--- Begin Rows ---
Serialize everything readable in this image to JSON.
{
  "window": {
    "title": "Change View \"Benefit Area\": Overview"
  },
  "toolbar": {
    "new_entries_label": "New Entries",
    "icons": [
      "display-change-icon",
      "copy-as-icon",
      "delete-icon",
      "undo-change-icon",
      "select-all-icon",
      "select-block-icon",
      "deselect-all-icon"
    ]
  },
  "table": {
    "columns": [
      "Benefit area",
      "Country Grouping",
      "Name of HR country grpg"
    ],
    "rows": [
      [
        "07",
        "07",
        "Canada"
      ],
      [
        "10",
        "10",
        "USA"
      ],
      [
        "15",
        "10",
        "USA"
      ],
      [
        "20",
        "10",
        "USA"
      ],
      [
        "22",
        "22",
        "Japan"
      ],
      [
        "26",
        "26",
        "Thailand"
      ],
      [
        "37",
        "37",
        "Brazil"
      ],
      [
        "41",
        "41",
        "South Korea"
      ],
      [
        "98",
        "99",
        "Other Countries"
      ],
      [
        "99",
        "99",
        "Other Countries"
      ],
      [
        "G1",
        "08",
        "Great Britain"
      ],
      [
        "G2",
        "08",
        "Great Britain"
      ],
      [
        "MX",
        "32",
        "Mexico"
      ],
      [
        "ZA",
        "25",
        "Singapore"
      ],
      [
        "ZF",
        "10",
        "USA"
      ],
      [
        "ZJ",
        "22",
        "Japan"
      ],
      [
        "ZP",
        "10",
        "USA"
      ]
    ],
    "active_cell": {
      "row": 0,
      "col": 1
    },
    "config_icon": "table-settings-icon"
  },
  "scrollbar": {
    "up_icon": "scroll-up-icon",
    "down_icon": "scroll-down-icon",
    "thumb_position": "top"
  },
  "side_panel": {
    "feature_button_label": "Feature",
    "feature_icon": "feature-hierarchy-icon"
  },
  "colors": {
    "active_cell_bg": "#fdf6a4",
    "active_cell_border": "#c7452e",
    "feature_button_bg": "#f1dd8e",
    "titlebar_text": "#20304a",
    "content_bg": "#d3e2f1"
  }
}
--- End Rows ---
◆ **Requirement**
Say how many lines contain the string "table", giving nothing but the count.

◆ **Solution to the exercise**
2